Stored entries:
((

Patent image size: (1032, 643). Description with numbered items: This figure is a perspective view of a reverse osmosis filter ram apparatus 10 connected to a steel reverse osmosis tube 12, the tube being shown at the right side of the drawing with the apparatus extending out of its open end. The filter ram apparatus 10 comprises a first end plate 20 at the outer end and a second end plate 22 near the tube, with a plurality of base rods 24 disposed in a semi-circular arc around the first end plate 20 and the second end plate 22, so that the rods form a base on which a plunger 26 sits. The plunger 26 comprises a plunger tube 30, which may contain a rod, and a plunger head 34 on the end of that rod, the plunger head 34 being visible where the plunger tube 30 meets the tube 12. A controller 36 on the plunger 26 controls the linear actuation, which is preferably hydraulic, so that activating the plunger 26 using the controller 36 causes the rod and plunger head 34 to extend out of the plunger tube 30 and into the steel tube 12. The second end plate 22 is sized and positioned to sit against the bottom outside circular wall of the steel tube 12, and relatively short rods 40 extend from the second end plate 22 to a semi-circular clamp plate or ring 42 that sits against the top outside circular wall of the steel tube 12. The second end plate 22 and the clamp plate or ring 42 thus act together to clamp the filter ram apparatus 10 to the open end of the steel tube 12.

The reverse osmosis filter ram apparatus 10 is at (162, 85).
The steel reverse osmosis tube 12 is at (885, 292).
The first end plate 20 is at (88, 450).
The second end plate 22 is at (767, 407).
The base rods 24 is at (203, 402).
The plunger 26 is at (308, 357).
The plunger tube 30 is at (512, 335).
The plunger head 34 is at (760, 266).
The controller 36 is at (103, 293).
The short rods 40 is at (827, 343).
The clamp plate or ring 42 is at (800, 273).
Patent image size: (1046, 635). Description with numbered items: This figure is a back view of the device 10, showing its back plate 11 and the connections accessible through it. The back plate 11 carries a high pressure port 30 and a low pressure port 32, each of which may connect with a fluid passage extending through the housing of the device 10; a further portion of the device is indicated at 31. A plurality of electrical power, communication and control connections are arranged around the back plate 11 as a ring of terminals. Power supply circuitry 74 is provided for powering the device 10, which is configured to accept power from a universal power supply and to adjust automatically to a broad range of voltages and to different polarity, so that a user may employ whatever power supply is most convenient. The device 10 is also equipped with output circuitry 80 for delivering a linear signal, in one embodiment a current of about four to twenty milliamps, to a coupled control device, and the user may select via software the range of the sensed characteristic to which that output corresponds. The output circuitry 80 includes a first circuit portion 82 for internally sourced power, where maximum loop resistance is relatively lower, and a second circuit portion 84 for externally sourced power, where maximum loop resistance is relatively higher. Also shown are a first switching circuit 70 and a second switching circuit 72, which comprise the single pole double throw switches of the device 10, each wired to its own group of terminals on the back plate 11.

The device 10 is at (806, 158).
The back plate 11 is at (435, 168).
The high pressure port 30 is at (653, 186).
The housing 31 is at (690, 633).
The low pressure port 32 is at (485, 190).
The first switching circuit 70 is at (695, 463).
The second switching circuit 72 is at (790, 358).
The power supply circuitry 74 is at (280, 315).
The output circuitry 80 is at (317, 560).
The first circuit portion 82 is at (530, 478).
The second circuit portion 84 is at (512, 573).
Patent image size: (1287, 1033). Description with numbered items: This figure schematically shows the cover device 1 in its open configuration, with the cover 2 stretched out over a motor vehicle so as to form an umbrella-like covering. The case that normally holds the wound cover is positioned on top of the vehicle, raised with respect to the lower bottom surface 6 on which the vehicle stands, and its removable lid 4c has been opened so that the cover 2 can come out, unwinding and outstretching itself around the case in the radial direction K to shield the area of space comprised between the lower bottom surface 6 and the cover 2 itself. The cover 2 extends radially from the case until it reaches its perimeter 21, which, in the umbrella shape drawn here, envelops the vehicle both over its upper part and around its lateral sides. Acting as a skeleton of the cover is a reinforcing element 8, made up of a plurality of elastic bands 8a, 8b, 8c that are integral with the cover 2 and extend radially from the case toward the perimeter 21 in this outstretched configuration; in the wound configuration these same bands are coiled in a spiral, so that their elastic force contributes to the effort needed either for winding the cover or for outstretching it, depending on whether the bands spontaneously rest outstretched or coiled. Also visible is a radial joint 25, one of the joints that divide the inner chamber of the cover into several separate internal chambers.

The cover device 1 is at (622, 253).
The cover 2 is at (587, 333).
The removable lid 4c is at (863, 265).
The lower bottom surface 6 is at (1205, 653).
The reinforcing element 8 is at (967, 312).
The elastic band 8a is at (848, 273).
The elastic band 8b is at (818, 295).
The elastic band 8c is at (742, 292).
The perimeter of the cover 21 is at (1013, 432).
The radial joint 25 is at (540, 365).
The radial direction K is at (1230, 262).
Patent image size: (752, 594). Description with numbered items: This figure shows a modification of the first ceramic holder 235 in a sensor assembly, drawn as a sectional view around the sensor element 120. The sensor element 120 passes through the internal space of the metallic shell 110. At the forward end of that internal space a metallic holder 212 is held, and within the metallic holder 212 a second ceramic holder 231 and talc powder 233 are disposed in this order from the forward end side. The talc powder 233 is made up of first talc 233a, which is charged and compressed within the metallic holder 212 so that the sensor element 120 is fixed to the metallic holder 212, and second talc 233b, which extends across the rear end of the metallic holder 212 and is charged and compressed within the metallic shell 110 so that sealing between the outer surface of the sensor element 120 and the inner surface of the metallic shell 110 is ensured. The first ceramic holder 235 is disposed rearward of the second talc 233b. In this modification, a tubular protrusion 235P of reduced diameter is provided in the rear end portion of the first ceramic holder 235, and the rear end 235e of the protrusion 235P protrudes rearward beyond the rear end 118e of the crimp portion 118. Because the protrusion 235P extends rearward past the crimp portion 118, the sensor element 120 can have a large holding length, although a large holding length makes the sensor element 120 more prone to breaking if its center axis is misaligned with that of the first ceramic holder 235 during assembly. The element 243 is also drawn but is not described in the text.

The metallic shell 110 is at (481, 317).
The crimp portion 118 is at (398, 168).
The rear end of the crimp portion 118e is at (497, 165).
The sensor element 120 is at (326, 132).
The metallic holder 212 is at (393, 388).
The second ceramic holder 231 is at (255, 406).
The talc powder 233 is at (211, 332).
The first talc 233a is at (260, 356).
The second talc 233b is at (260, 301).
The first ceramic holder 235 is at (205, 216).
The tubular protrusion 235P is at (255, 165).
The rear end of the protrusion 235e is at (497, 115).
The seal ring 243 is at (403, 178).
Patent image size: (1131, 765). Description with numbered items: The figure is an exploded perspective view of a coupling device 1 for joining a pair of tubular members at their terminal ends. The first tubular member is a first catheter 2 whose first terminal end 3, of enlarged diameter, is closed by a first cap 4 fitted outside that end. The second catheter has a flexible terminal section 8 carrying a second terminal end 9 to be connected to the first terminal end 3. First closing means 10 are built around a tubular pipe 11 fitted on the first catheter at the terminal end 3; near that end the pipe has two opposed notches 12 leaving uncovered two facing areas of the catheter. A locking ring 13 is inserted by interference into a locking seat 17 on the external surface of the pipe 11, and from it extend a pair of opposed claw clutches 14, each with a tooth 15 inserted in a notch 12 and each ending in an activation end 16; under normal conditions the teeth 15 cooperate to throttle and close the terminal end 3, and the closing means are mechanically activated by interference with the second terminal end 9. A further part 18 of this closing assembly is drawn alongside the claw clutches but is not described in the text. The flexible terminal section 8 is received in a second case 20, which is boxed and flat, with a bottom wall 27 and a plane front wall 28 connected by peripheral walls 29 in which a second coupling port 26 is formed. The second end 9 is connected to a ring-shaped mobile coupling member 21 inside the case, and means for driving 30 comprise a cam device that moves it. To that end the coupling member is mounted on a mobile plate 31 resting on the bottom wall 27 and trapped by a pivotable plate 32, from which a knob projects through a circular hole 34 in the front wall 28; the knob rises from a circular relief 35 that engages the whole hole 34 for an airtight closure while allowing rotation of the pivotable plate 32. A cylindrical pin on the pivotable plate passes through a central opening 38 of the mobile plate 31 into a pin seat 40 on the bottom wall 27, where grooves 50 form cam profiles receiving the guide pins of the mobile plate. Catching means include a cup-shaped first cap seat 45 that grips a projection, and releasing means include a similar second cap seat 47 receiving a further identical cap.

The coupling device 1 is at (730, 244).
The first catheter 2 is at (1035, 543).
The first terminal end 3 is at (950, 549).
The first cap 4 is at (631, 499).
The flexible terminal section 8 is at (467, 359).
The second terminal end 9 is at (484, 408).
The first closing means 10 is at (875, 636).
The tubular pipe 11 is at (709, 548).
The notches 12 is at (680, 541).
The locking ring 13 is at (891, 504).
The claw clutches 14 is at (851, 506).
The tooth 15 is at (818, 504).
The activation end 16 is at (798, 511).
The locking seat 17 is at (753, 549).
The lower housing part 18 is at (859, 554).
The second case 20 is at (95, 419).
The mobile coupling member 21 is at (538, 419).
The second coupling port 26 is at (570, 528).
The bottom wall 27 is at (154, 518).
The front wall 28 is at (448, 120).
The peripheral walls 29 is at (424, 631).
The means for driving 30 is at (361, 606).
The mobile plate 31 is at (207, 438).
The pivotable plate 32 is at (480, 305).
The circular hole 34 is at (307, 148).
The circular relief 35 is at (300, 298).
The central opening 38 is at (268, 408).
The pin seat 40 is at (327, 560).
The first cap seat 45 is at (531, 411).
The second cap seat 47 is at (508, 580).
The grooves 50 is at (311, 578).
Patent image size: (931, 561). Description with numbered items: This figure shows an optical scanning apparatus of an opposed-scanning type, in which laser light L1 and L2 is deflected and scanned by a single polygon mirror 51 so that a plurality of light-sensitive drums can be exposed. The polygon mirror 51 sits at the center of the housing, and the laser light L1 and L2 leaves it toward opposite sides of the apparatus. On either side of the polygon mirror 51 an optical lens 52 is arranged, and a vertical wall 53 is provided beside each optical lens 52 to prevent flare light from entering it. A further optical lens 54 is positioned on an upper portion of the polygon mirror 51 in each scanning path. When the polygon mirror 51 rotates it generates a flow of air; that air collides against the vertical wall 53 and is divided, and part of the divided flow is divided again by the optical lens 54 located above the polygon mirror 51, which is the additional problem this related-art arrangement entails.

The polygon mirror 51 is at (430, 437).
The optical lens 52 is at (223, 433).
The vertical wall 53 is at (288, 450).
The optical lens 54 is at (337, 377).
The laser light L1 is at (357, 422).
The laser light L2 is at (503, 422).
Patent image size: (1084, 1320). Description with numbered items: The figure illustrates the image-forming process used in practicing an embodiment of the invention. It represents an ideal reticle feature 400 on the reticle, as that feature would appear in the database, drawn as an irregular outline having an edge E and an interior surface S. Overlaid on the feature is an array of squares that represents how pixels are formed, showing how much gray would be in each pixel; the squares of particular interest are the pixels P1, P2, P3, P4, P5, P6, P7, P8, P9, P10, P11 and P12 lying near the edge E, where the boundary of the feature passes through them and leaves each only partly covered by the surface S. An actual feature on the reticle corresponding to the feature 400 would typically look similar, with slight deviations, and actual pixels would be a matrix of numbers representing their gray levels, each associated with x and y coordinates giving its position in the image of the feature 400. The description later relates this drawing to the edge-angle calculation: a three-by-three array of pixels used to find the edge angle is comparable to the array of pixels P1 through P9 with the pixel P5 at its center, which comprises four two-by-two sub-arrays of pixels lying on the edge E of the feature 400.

))

* _Exercise details_
Rewrite everything from the line containing "Patent image size: (931, 561)." down to the line containing "The optical lens 52 is at (223, 433).", substituting "optical scanning device" for "optical scanning apparatus" and leaving every other word as it is.

* _Result for this task_
Patent image size: (931, 561). Description with numbered items: This figure shows an optical scanning device of an opposed-scanning type, in which laser light L1 and L2 is deflected and scanned by a single polygon mirror 51 so that a plurality of light-sensitive drums can be exposed. The polygon mirror 51 sits at the center of the housing, and the laser light L1 and L2 leaves it toward opposite sides of the apparatus. On either side of the polygon mirror 51 an optical lens 52 is arranged, and a vertical wall 53 is provided beside each optical lens 52 to prevent flare light from entering it. A further optical lens 54 is positioned on an upper portion of the polygon mirror 51 in each scanning path. When the polygon mirror 51 rotates it generates a flow of air; that air collides against the vertical wall 53 and is divided, and part of the divided flow is divided again by the optical lens 54 located above the polygon mirror 51, which is the additional problem this related-art arrangement entails.

The polygon mirror 51 is at (430, 437).
The optical lens 52 is at (223, 433).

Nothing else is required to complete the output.